- What you have to do:
Find the line that contains "Output the text content of this document."; then retype it and each line after it, exactly, through the final line of the data below.

- Dataset records:
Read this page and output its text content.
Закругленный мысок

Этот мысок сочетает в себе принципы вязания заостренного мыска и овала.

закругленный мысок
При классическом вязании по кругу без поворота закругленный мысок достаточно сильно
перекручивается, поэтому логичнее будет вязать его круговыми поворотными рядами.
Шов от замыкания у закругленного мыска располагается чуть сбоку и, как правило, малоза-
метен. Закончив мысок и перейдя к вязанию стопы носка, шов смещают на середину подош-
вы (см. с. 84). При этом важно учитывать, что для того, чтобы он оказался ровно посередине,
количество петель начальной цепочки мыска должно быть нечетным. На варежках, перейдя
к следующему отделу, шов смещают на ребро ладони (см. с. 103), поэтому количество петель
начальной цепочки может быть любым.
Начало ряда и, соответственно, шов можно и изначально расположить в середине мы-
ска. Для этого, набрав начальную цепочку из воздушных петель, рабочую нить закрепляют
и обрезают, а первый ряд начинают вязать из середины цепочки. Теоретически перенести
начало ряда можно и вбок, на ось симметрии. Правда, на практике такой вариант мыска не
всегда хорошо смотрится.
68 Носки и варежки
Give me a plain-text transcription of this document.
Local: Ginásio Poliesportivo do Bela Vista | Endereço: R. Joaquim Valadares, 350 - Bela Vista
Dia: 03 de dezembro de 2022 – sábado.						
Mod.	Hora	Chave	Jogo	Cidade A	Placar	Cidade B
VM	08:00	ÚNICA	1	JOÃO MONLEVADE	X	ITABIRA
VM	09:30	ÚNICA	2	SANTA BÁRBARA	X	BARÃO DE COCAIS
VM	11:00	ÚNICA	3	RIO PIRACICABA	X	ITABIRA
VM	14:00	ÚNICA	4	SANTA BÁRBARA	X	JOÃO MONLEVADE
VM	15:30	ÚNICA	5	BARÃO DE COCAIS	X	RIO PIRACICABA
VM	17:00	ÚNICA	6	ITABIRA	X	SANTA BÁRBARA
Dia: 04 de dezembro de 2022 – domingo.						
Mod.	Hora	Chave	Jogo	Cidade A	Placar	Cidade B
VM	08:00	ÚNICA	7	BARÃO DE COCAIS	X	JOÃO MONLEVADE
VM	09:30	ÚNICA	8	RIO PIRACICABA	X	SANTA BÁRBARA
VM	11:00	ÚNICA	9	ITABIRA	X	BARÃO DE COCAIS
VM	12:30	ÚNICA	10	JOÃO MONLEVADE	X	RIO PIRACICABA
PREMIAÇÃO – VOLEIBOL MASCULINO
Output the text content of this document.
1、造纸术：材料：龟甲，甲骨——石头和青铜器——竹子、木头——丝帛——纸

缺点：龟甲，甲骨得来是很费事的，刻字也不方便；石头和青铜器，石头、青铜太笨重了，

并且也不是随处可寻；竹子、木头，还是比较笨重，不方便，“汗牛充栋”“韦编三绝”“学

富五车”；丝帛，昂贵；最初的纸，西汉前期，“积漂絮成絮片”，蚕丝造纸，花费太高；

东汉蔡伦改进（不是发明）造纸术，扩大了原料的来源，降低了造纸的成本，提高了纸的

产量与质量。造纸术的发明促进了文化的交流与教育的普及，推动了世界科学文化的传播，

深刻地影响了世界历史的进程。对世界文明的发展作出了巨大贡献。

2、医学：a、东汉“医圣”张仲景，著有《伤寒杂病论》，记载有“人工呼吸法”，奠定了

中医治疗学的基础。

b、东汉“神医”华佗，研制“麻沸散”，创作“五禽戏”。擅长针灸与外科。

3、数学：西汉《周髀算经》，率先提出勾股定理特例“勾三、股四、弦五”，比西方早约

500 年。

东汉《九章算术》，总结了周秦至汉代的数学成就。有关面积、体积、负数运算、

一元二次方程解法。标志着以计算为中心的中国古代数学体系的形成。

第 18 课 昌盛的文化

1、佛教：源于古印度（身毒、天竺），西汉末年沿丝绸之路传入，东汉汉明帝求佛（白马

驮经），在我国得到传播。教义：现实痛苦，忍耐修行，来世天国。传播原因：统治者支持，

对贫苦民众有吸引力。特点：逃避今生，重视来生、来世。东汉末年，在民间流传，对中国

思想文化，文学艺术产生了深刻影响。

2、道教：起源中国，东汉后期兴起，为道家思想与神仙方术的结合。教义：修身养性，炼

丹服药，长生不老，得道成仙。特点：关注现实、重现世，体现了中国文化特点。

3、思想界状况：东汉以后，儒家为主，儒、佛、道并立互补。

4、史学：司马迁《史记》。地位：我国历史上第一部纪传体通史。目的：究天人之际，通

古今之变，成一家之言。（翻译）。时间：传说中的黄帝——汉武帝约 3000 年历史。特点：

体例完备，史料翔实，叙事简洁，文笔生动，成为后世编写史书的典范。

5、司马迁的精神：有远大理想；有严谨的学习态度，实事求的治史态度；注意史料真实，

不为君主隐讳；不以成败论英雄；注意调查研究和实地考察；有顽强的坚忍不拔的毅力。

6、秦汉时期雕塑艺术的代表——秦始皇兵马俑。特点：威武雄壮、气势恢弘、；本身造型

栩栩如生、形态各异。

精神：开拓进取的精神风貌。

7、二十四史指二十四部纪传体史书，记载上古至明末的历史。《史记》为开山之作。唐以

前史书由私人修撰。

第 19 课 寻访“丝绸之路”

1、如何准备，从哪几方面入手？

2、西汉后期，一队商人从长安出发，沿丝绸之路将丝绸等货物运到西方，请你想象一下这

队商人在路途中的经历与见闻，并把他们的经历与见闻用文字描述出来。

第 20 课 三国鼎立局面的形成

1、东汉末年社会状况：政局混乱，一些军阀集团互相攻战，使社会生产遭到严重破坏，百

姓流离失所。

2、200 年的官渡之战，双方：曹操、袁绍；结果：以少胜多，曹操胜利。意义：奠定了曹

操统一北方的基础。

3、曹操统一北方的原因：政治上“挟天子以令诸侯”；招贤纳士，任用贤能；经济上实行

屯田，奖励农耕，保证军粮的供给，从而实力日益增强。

- Exercise result:
Output the text content of this document.
1、造纸术：材料：龟甲，甲骨——石头和青铜器——竹子、木头——丝帛——纸

缺点：龟甲，甲骨得来是很费事的，刻字也不方便；石头和青铜器，石头、青铜太笨重了，

并且也不是随处可寻；竹子、木头，还是比较笨重，不方便，“汗牛充栋”“韦编三绝”“学

富五车”；丝帛，昂贵；最初的纸，西汉前期，“积漂絮成絮片”，蚕丝造纸，花费太高；

东汉蔡伦改进（不是发明）造纸术，扩大了原料的来源，降低了造纸的成本，提高了纸的

产量与质量。造纸术的发明促进了文化的交流与教育的普及，推动了世界科学文化的传播，

深刻地影响了世界历史的进程。对世界文明的发展作出了巨大贡献。

2、医学：a、东汉“医圣”张仲景，著有《伤寒杂病论》，记载有“人工呼吸法”，奠定了

中医治疗学的基础。

b、东汉“神医”华佗，研制“麻沸散”，创作“五禽戏”。擅长针灸与外科。

3、数学：西汉《周髀算经》，率先提出勾股定理特例“勾三、股四、弦五”，比西方早约

500 年。

东汉《九章算术》，总结了周秦至汉代的数学成就。有关面积、体积、负数运算、

一元二次方程解法。标志着以计算为中心的中国古代数学体系的形成。

第 18 课 昌盛的文化

1、佛教：源于古印度（身毒、天竺），西汉末年沿丝绸之路传入，东汉汉明帝求佛（白马

驮经），在我国得到传播。教义：现实痛苦，忍耐修行，来世天国。传播原因：统治者支持，

对贫苦民众有吸引力。特点：逃避今生，重视来生、来世。东汉末年，在民间流传，对中国

思想文化，文学艺术产生了深刻影响。

2、道教：起源中国，东汉后期兴起，为道家思想与神仙方术的结合。教义：修身养性，炼

丹服药，长生不老，得道成仙。特点：关注现实、重现世，体现了中国文化特点。

3、思想界状况：东汉以后，儒家为主，儒、佛、道并立互补。

4、史学：司马迁《史记》。地位：我国历史上第一部纪传体通史。目的：究天人之际，通

古今之变，成一家之言。（翻译）。时间：传说中的黄帝——汉武帝约 3000 年历史。特点：

体例完备，史料翔实，叙事简洁，文笔生动，成为后世编写史书的典范。

5、司马迁的精神：有远大理想；有严谨的学习态度，实事求的治史态度；注意史料真实，

不为君主隐讳；不以成败论英雄；注意调查研究和实地考察；有顽强的坚忍不拔的毅力。

6、秦汉时期雕塑艺术的代表——秦始皇兵马俑。特点：威武雄壮、气势恢弘、；本身造型

栩栩如生、形态各异。

精神：开拓进取的精神风貌。

7、二十四史指二十四部纪传体史书，记载上古至明末的历史。《史记》为开山之作。唐以

前史书由私人修撰。

第 19 课 寻访“丝绸之路”

1、如何准备，从哪几方面入手？

2、西汉后期，一队商人从长安出发，沿丝绸之路将丝绸等货物运到西方，请你想象一下这

队商人在路途中的经历与见闻，并把他们的经历与见闻用文字描述出来。

第 20 课 三国鼎立局面的形成

1、东汉末年社会状况：政局混乱，一些军阀集团互相攻战，使社会生产遭到严重破坏，百

姓流离失所。

2、200 年的官渡之战，双方：曹操、袁绍；结果：以少胜多，曹操胜利。意义：奠定了曹

操统一北方的基础。

3、曹操统一北方的原因：政治上“挟天子以令诸侯”；招贤纳士，任用贤能；经济上实行

屯田，奖励农耕，保证军粮的供给，从而实力日益增强。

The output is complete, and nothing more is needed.